= PROVIDED INFORMATION =
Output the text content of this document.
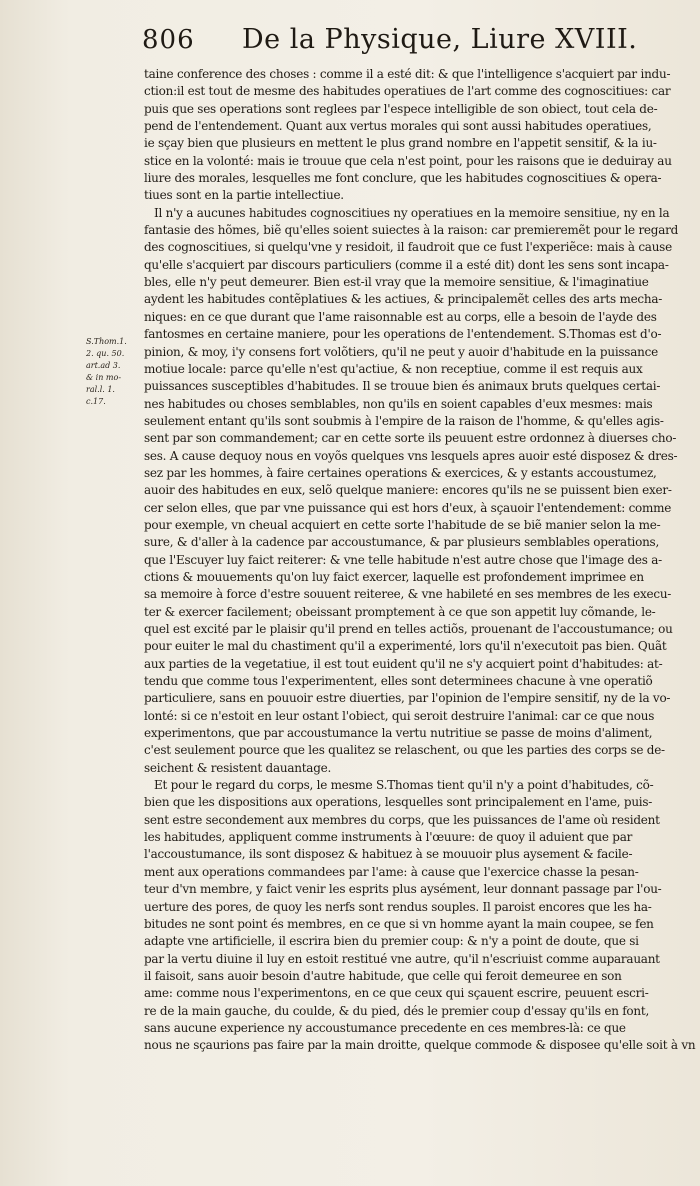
806	De la Physique, Liure XVIII.
S.Thom.1.
2. qu. 50.
art.ad 3.
& in mo-
ral.l. 1.
c.17.
taine conference des choses : comme il a esté dit: & que l'intelligence s'acquiert par indu-
ction:il est tout de mesme des habitudes operatiues de l'art comme des cognoscitiues: car
puis que ses operations sont reglees par l'espece intelligible de son obiect, tout cela de-
pend de l'entendement. Quant aux vertus morales qui sont aussi habitudes operatiues,
ie sçay bien que plusieurs en mettent le plus grand nombre en l'appetit sensitif, & la iu-
stice en la volonté: mais ie trouue que cela n'est point, pour les raisons que ie deduiray au
liure des morales, lesquelles me font conclure, que les habitudes cognoscitiues & opera-
tiues sont en la partie intellectiue.
Il n'y a aucunes habitudes cognoscitiues ny operatiues en la memoire sensitiue, ny en la
fantasie des hõmes, biẽ qu'elles soient suiectes à la raison: car premieremẽt pour le regard
des cognoscitiues, si quelqu'vne y residoit, il faudroit que ce fust l'experiẽce: mais à cause
qu'elle s'acquiert par discours particuliers (comme il a esté dit) dont les sens sont incapa-
bles, elle n'y peut demeurer. Bien est-il vray que la memoire sensitiue, & l'imaginatiue
aydent les habitudes contẽplatiues & les actiues, & principalemẽt celles des arts mecha-
niques: en ce que durant que l'ame raisonnable est au corps, elle a besoin de l'ayde des
fantosmes en certaine maniere, pour les operations de l'entendement. S.Thomas est d'o-
pinion, & moy, i'y consens fort volõtiers, qu'il ne peut y auoir d'habitude en la puissance
motiue locale: parce qu'elle n'est qu'actiue, & non receptiue, comme il est requis aux
puissances susceptibles d'habitudes. Il se trouue bien és animaux bruts quelques certai-
nes habitudes ou choses semblables, non qu'ils en soient capables d'eux mesmes: mais
seulement entant qu'ils sont soubmis à l'empire de la raison de l'homme, & qu'elles agis-
sent par son commandement; car en cette sorte ils peuuent estre ordonnez à diuerses cho-
ses. A cause dequoy nous en voyõs quelques vns lesquels apres auoir esté disposez & dres-
sez par les hommes, à faire certaines operations & exercices, & y estants accoustumez,
auoir des habitudes en eux, selõ quelque maniere: encores qu'ils ne se puissent bien exer-
cer selon elles, que par vne puissance qui est hors d'eux, à sçauoir l'entendement: comme
pour exemple, vn cheual acquiert en cette sorte l'habitude de se biẽ manier selon la me-
sure, & d'aller à la cadence par accoustumance, & par plusieurs semblables operations,
que l'Escuyer luy faict reiterer: & vne telle habitude n'est autre chose que l'image des a-
ctions & mouuements qu'on luy faict exercer, laquelle est profondement imprimee en
sa memoire à force d'estre souuent reiteree, & vne habileté en ses membres de les execu-
ter & exercer facilement; obeissant promptement à ce que son appetit luy cõmande, le-
quel est excité par le plaisir qu'il prend en telles actiõs, prouenant de l'accoustumance; ou
pour euiter le mal du chastiment qu'il a experimenté, lors qu'il n'executoit pas bien. Quãt
aux parties de la vegetatiue, il est tout euident qu'il ne s'y acquiert point d'habitudes: at-
tendu que comme tous l'experimentent, elles sont determinees chacune à vne operatiõ
particuliere, sans en pouuoir estre diuerties, par l'opinion de l'empire sensitif, ny de la vo-
lonté: si ce n'estoit en leur ostant l'obiect, qui seroit destruire l'animal: car ce que nous
experimentons, que par accoustumance la vertu nutritiue se passe de moins d'aliment,
c'est seulement pource que les qualitez se relaschent, ou que les parties des corps se de-
seichent & resistent dauantage.
Et pour le regard du corps, le mesme S.Thomas tient qu'il n'y a point d'habitudes, cõ-
bien que les dispositions aux operations, lesquelles sont principalement en l'ame, puis-
sent estre secondement aux membres du corps, que les puissances de l'ame où resident
les habitudes, appliquent comme instruments à l'œuure: de quoy il aduient que par
l'accoustumance, ils sont disposez & habituez à se mouuoir plus aysement & facile-
ment aux operations commandees par l'ame: à cause que l'exercice chasse la pesan-
teur d'vn membre, y faict venir les esprits plus aysément, leur donnant passage par l'ou-
uerture des pores, de quoy les nerfs sont rendus souples. Il paroist encores que les ha-
bitudes ne sont point és membres, en ce que si vn homme ayant la main coupee, se fen
adapte vne artificielle, il escrira bien du premier coup: & n'y a point de doute, que si
par la vertu diuine il luy en estoit restitué vne autre, qu'il n'escriuist comme auparauant
il faisoit, sans auoir besoin d'autre habitude, que celle qui feroit demeuree en son
ame: comme nous l'experimentons, en ce que ceux qui sçauent escrire, peuuent escri-
re de la main gauche, du coulde, & du pied, dés le premier coup d'essay qu'ils en font,
sans aucune experience ny accoustumance precedente en ces membres-là: ce que
nous ne sçaurions pas faire par la main droitte, quelque commode & disposee qu'elle soit à vn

= JOB =
Go through the data above and transcribe it in full, omitting any image.

= FULL SOLUTION =
Output the text content of this document.
806	De la Physique, Liure XVIII.
S.Thom.1.
2. qu. 50.
art.ad 3.
& in mo-
ral.l. 1.
c.17.
taine conference des choses : comme il a esté dit: & que l'intelligence s'acquiert par indu-
ction:il est tout de mesme des habitudes operatiues de l'art comme des cognoscitiues: car
puis que ses operations sont reglees par l'espece intelligible de son obiect, tout cela de-
pend de l'entendement. Quant aux vertus morales qui sont aussi habitudes operatiues,
ie sçay bien que plusieurs en mettent le plus grand nombre en l'appetit sensitif, & la iu-
stice en la volonté: mais ie trouue que cela n'est point, pour les raisons que ie deduiray au
liure des morales, lesquelles me font conclure, que les habitudes cognoscitiues & opera-
tiues sont en la partie intellectiue.
Il n'y a aucunes habitudes cognoscitiues ny operatiues en la memoire sensitiue, ny en la
fantasie des hõmes, biẽ qu'elles soient suiectes à la raison: car premieremẽt pour le regard
des cognoscitiues, si quelqu'vne y residoit, il faudroit que ce fust l'experiẽce: mais à cause
qu'elle s'acquiert par discours particuliers (comme il a esté dit) dont les sens sont incapa-
bles, elle n'y peut demeurer. Bien est-il vray que la memoire sensitiue, & l'imaginatiue
aydent les habitudes contẽplatiues & les actiues, & principalemẽt celles des arts mecha-
niques: en ce que durant que l'ame raisonnable est au corps, elle a besoin de l'ayde des
fantosmes en certaine maniere, pour les operations de l'entendement. S.Thomas est d'o-
pinion, & moy, i'y consens fort volõtiers, qu'il ne peut y auoir d'habitude en la puissance
motiue locale: parce qu'elle n'est qu'actiue, & non receptiue, comme il est requis aux
puissances susceptibles d'habitudes. Il se trouue bien és animaux bruts quelques certai-
nes habitudes ou choses semblables, non qu'ils en soient capables d'eux mesmes: mais
seulement entant qu'ils sont soubmis à l'empire de la raison de l'homme, & qu'elles agis-
sent par son commandement; car en cette sorte ils peuuent estre ordonnez à diuerses cho-
ses. A cause dequoy nous en voyõs quelques vns lesquels apres auoir esté disposez & dres-
sez par les hommes, à faire certaines operations & exercices, & y estants accoustumez,
auoir des habitudes en eux, selõ quelque maniere: encores qu'ils ne se puissent bien exer-
cer selon elles, que par vne puissance qui est hors d'eux, à sçauoir l'entendement: comme
pour exemple, vn cheual acquiert en cette sorte l'habitude de se biẽ manier selon la me-
sure, & d'aller à la cadence par accoustumance, & par plusieurs semblables operations,
que l'Escuyer luy faict reiterer: & vne telle habitude n'est autre chose que l'image des a-
ctions & mouuements qu'on luy faict exercer, laquelle est profondement imprimee en
sa memoire à force d'estre souuent reiteree, & vne habileté en ses membres de les execu-
ter & exercer facilement; obeissant promptement à ce que son appetit luy cõmande, le-
quel est excité par le plaisir qu'il prend en telles actiõs, prouenant de l'accoustumance; ou
pour euiter le mal du chastiment qu'il a experimenté, lors qu'il n'executoit pas bien. Quãt
aux parties de la vegetatiue, il est tout euident qu'il ne s'y acquiert point d'habitudes: at-
tendu que comme tous l'experimentent, elles sont determinees chacune à vne operatiõ
particuliere, sans en pouuoir estre diuerties, par l'opinion de l'empire sensitif, ny de la vo-
lonté: si ce n'estoit en leur ostant l'obiect, qui seroit destruire l'animal: car ce que nous
experimentons, que par accoustumance la vertu nutritiue se passe de moins d'aliment,
c'est seulement pource que les qualitez se relaschent, ou que les parties des corps se de-
seichent & resistent dauantage.
Et pour le regard du corps, le mesme S.Thomas tient qu'il n'y a point d'habitudes, cõ-
bien que les dispositions aux operations, lesquelles sont principalement en l'ame, puis-
sent estre secondement aux membres du corps, que les puissances de l'ame où resident
les habitudes, appliquent comme instruments à l'œuure: de quoy il aduient que par
l'accoustumance, ils sont disposez & habituez à se mouuoir plus aysement & facile-
ment aux operations commandees par l'ame: à cause que l'exercice chasse la pesan-
teur d'vn membre, y faict venir les esprits plus aysément, leur donnant passage par l'ou-
uerture des pores, de quoy les nerfs sont rendus souples. Il paroist encores que les ha-
bitudes ne sont point és membres, en ce que si vn homme ayant la main coupee, se fen
adapte vne artificielle, il escrira bien du premier coup: & n'y a point de doute, que si
par la vertu diuine il luy en estoit restitué vne autre, qu'il n'escriuist comme auparauant
il faisoit, sans auoir besoin d'autre habitude, que celle qui feroit demeuree en son
ame: comme nous l'experimentons, en ce que ceux qui sçauent escrire, peuuent escri-
re de la main gauche, du coulde, & du pied, dés le premier coup d'essay qu'ils en font,
sans aucune experience ny accoustumance precedente en ces membres-là: ce que
nous ne sçaurions pas faire par la main droitte, quelque commode & disposee qu'elle soit à vn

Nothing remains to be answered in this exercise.